# START OF MATERIAL SHOWN
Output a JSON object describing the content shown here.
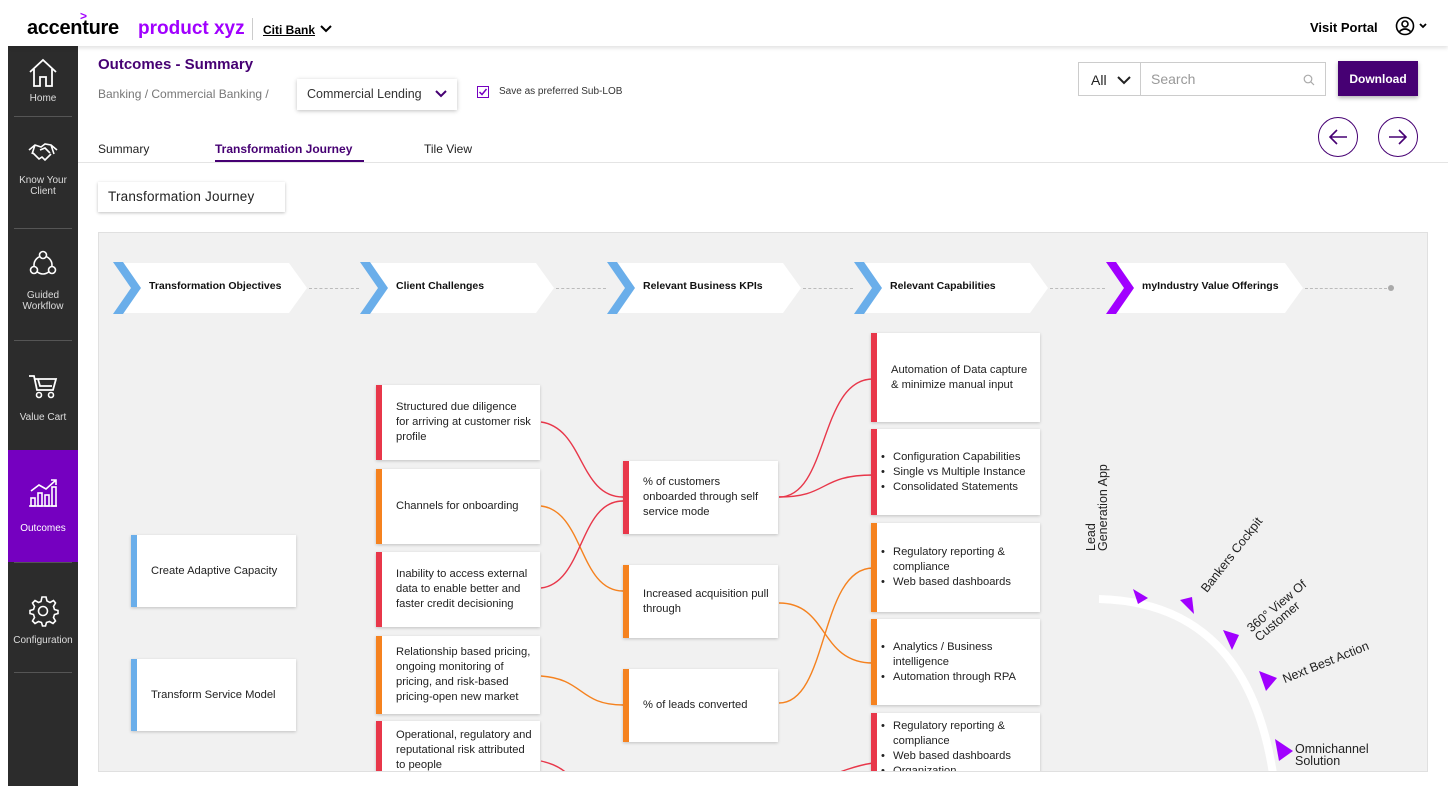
{
  "topbar": {
    "logo": "accenture",
    "logo_mark": ">",
    "product": "product xyz",
    "client": "Citi Bank",
    "visit_portal": "Visit Portal"
  },
  "sidebar": {
    "items": [
      {
        "label": "Home"
      },
      {
        "label": "Know Your Client"
      },
      {
        "label": "Guided Workflow"
      },
      {
        "label": "Value Cart"
      },
      {
        "label": "Outcomes"
      },
      {
        "label": "Configuration"
      }
    ],
    "active": "Outcomes"
  },
  "header": {
    "title": "Outcomes - Summary",
    "breadcrumb": "Banking / Commercial Banking /",
    "sub_lob": "Commercial Lending",
    "preferred_label": "Save as preferred Sub-LOB",
    "preferred_checked": true,
    "filter_value": "All",
    "search_placeholder": "Search",
    "download_label": "Download"
  },
  "tabs": [
    {
      "label": "Summary",
      "active": false
    },
    {
      "label": "Transformation Journey",
      "active": true
    },
    {
      "label": "Tile View",
      "active": false
    }
  ],
  "section_title": "Transformation Journey",
  "journey": {
    "stages": [
      "Transformation Objectives",
      "Client Challenges",
      "Relevant Business KPIs",
      "Relevant Capabilities",
      "myIndustry Value Offerings"
    ],
    "objectives": [
      "Create Adaptive Capacity",
      "Transform Service Model"
    ],
    "challenges": [
      {
        "text": "Structured due diligence for arriving at customer risk profile",
        "color": "#e8374a"
      },
      {
        "text": "Channels for onboarding",
        "color": "#f5821f"
      },
      {
        "text": "Inability to access external data to enable better and faster credit decisioning",
        "color": "#e8374a"
      },
      {
        "text": "Relationship based pricing, ongoing monitoring of pricing, and risk-based pricing-open new market",
        "color": "#f5821f"
      },
      {
        "text": "Operational, regulatory and reputational risk attributed to people",
        "color": "#e8374a"
      }
    ],
    "kpis": [
      {
        "text": "% of customers onboarded through self service mode",
        "color": "#e8374a"
      },
      {
        "text": "Increased acquisition pull through",
        "color": "#f5821f"
      },
      {
        "text": "% of leads converted",
        "color": "#f5821f"
      }
    ],
    "capabilities": [
      {
        "text": "Automation of Data capture & minimize manual input",
        "items": [],
        "color": "#e8374a"
      },
      {
        "text": "",
        "items": [
          "Configuration Capabilities",
          "Single vs Multiple Instance",
          "Consolidated Statements"
        ],
        "color": "#e8374a"
      },
      {
        "text": "",
        "items": [
          "Regulatory reporting & compliance",
          "Web based dashboards"
        ],
        "color": "#f5821f"
      },
      {
        "text": "",
        "items": [
          "Analytics / Business intelligence",
          "Automation through RPA"
        ],
        "color": "#f5821f"
      },
      {
        "text": "",
        "items": [
          "Regulatory reporting & compliance",
          "Web based dashboards",
          "Organization"
        ],
        "color": "#e8374a"
      }
    ],
    "offerings": [
      {
        "line1": "Lead",
        "line2": "Generation App"
      },
      {
        "line1": "Bankers Cockpit",
        "line2": ""
      },
      {
        "line1": "360° View Of",
        "line2": "Customer"
      },
      {
        "line1": "Next Best Action",
        "line2": ""
      },
      {
        "line1": "Omnichannel",
        "line2": "Solution"
      }
    ]
  },
  "colors": {
    "brand": "#a100ff",
    "primary_dark": "#460073",
    "sidebar_bg": "#2c2c2c",
    "sidebar_active": "#7500c0",
    "chevron_blue": "#6aaeea",
    "chevron_purple": "#a100ff",
    "red": "#e8374a",
    "orange": "#f5821f"
  }
}
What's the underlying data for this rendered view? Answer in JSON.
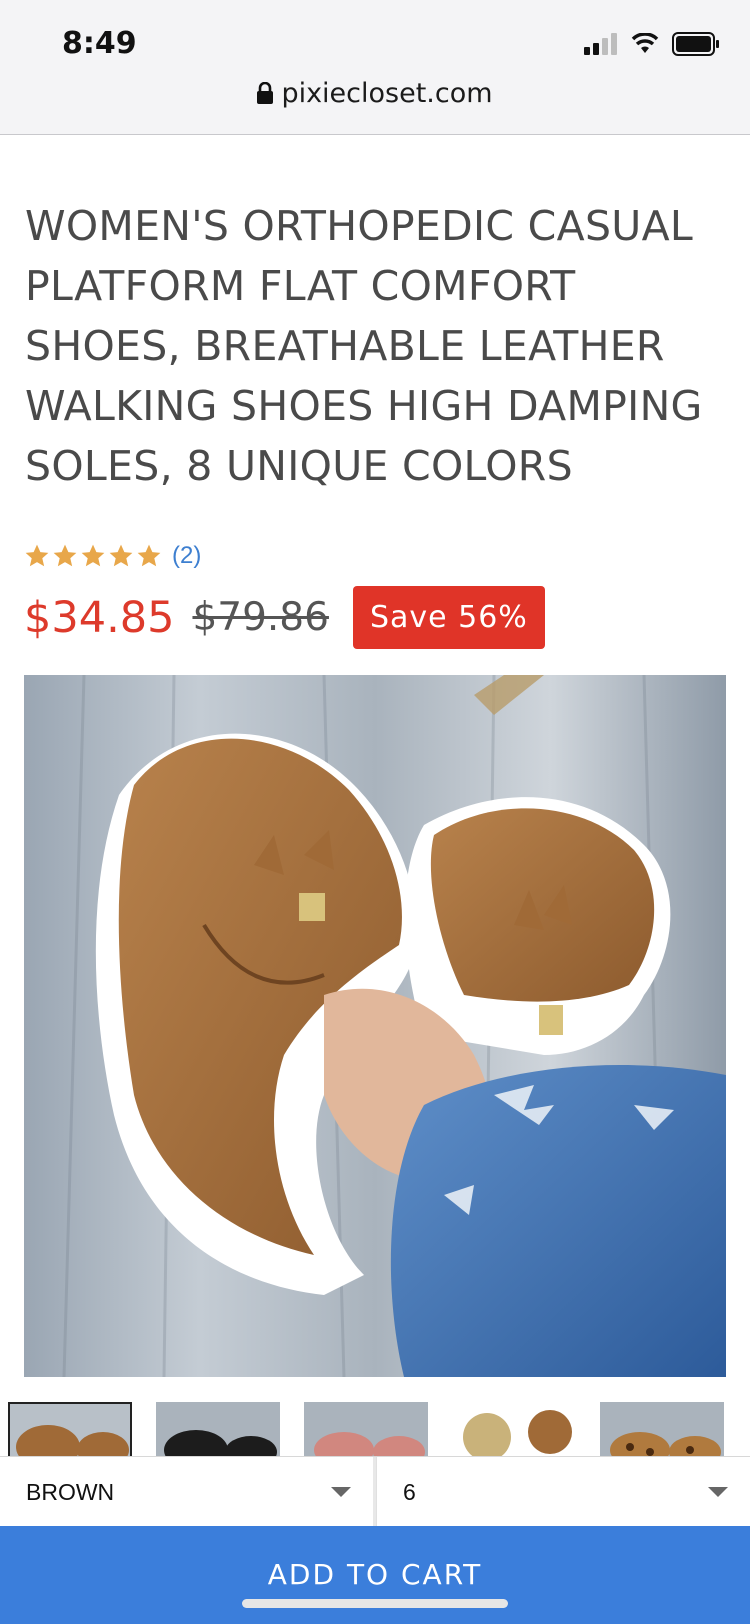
{
  "status_bar": {
    "time": "8:49"
  },
  "browser": {
    "url": "pixiecloset.com"
  },
  "product": {
    "title": "WOMEN'S ORTHOPEDIC CASUAL PLATFORM FLAT COMFORT SHOES, BREATHABLE LEATHER WALKING SHOES HIGH DAMPING SOLES, 8 UNIQUE COLORS",
    "rating_stars": 5,
    "review_count": "(2)",
    "price": "$34.85",
    "original_price": "$79.86",
    "save_label": "Save 56%"
  },
  "options": {
    "color": "BROWN",
    "size": "6"
  },
  "cart": {
    "button_label": "ADD TO CART"
  },
  "colors": {
    "accent": "#3b7edb",
    "price": "#dd3a2b",
    "badge": "#e03428",
    "star": "#e8a74a"
  },
  "icons": [
    "lock-icon",
    "signal-icon",
    "wifi-icon",
    "battery-icon",
    "star-icon",
    "chevron-down-icon"
  ]
}
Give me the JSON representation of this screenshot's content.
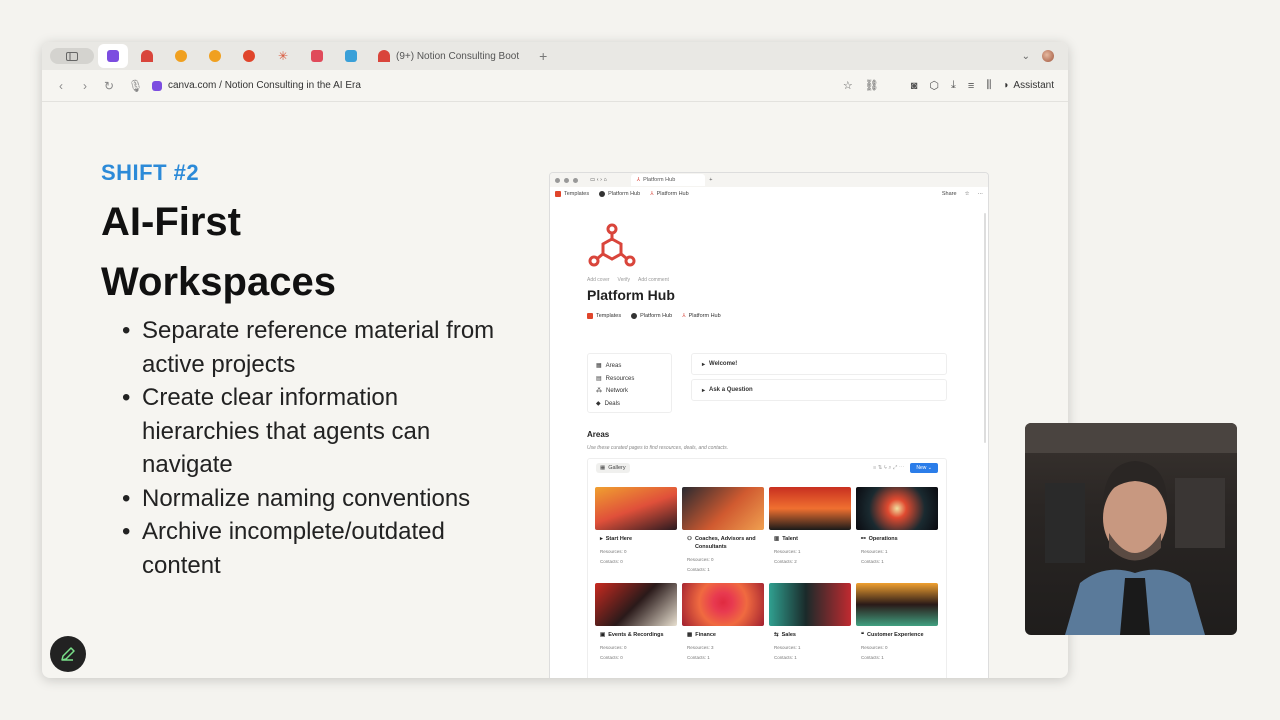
{
  "browser": {
    "tab_title": "(9+) Notion Consulting Boot",
    "url": "canva.com / Notion Consulting in the AI Era",
    "assistant_label": "Assistant"
  },
  "slide": {
    "eyebrow": "SHIFT #2",
    "title_line1": "AI-First",
    "title_line2": "Workspaces",
    "bullets": [
      "Separate reference material from active projects",
      "Create clear information hierarchies that agents can navigate",
      "Normalize naming conventions",
      "Archive incomplete/outdated content"
    ]
  },
  "notion": {
    "tab_title": "Platform Hub",
    "breadcrumbs": [
      "Templates",
      "Platform Hub",
      "Platform Hub"
    ],
    "share_label": "Share",
    "meta": [
      "Add cover",
      "Verify",
      "Add comment"
    ],
    "page_title": "Platform Hub",
    "props": [
      "Templates",
      "Platform Hub",
      "Platform Hub"
    ],
    "nav": [
      "Areas",
      "Resources",
      "Network",
      "Deals"
    ],
    "toggles": [
      "Welcome!",
      "Ask a Question"
    ],
    "areas_heading": "Areas",
    "areas_sub": "Use these curated pages to find resources, deals, and contacts.",
    "gallery_label": "Gallery",
    "new_label": "New",
    "cards": [
      {
        "title": "Start Here",
        "resources": "Resources: 0",
        "contacts": "Contacts: 0"
      },
      {
        "title": "Coaches, Advisors and Consultants",
        "resources": "Resources: 0",
        "contacts": "Contacts: 1"
      },
      {
        "title": "Talent",
        "resources": "Resources: 1",
        "contacts": "Contacts: 2"
      },
      {
        "title": "Operations",
        "resources": "Resources: 1",
        "contacts": "Contacts: 1"
      },
      {
        "title": "Events & Recordings",
        "resources": "Resources: 0",
        "contacts": "Contacts: 0"
      },
      {
        "title": "Finance",
        "resources": "Resources: 3",
        "contacts": "Contacts: 1"
      },
      {
        "title": "Sales",
        "resources": "Resources: 1",
        "contacts": "Contacts: 1"
      },
      {
        "title": "Customer Experience",
        "resources": "Resources: 0",
        "contacts": "Contacts: 1"
      }
    ]
  }
}
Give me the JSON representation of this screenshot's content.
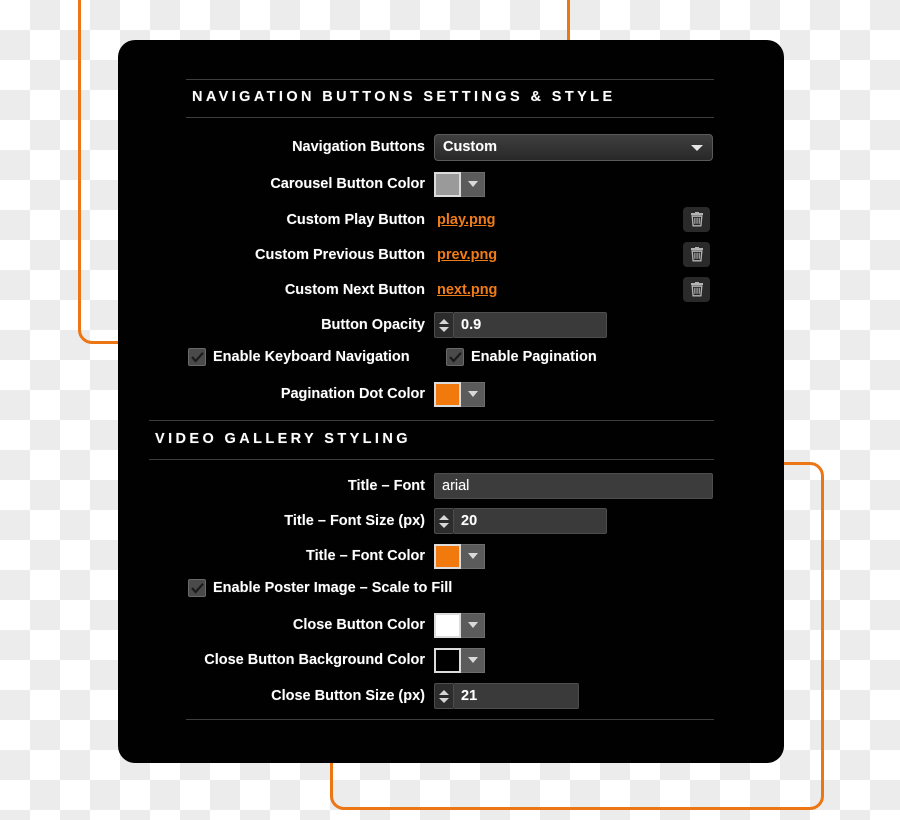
{
  "panel": {
    "sections": [
      {
        "id": "navigation-buttons",
        "title": "NAVIGATION BUTTONS SETTINGS & STYLE"
      },
      {
        "id": "video-gallery-styling",
        "title": "VIDEO GALLERY STYLING"
      }
    ]
  },
  "nav_section": {
    "navigation_buttons": {
      "label": "Navigation Buttons",
      "value": "Custom",
      "icon": "chevron-down-icon"
    },
    "carousel_button_color": {
      "label": "Carousel Button Color",
      "color": "#9a9a9a",
      "icon": "chevron-down-icon"
    },
    "custom_play_button": {
      "label": "Custom Play Button",
      "file": "play.png",
      "delete_icon": "trash-icon"
    },
    "custom_previous_button": {
      "label": "Custom Previous Button",
      "file": "prev.png",
      "delete_icon": "trash-icon"
    },
    "custom_next_button": {
      "label": "Custom Next Button",
      "file": "next.png",
      "delete_icon": "trash-icon"
    },
    "button_opacity": {
      "label": "Button Opacity",
      "value": "0.9"
    },
    "enable_keyboard_navigation": {
      "label": "Enable Keyboard Navigation",
      "checked": true
    },
    "enable_pagination": {
      "label": "Enable Pagination",
      "checked": true
    },
    "pagination_dot_color": {
      "label": "Pagination Dot Color",
      "color": "#f2790d",
      "icon": "chevron-down-icon"
    }
  },
  "gallery_section": {
    "title_font": {
      "label": "Title – Font",
      "value": "arial"
    },
    "title_font_size": {
      "label": "Title – Font Size (px)",
      "value": "20"
    },
    "title_font_color": {
      "label": "Title – Font Color",
      "color": "#f2790d",
      "icon": "chevron-down-icon"
    },
    "enable_poster_image": {
      "label": "Enable Poster Image – Scale to Fill",
      "checked": true
    },
    "close_button_color": {
      "label": "Close Button Color",
      "color": "#ffffff",
      "icon": "chevron-down-icon"
    },
    "close_button_background_color": {
      "label": "Close Button Background Color",
      "color": "#000000",
      "icon": "chevron-down-icon"
    },
    "close_button_size": {
      "label": "Close Button Size (px)",
      "value": "21"
    }
  },
  "theme": {
    "accent_orange": "#ed7614",
    "panel_background": "#010101",
    "label_text": "#ffffff",
    "input_background": "#3a3a3a",
    "divider": "#3d3d3d"
  }
}
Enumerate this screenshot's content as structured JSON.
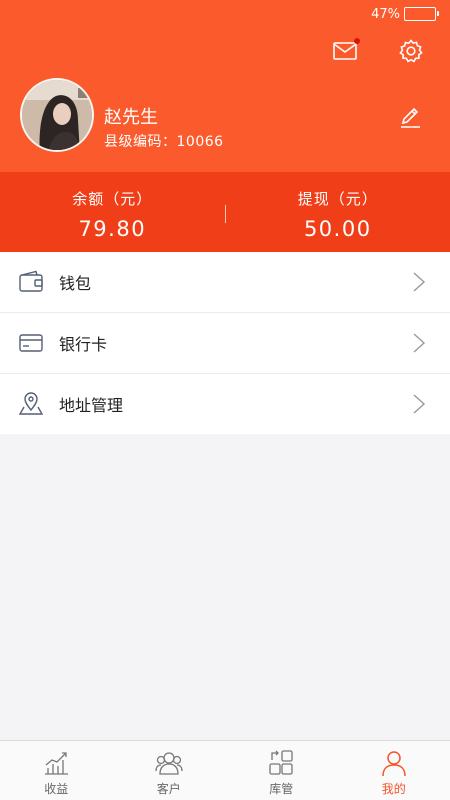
# END OF MATERIAL SHOWN
### TASK OBJECTIVE
Copy the lines from the entries above in which the word "through" appears.

### EXERCISE RESPONSE
        "text": "% of customers onboarded through self service mode",
        "text": "Increased acquisition pull through",
          "Automation through RPA"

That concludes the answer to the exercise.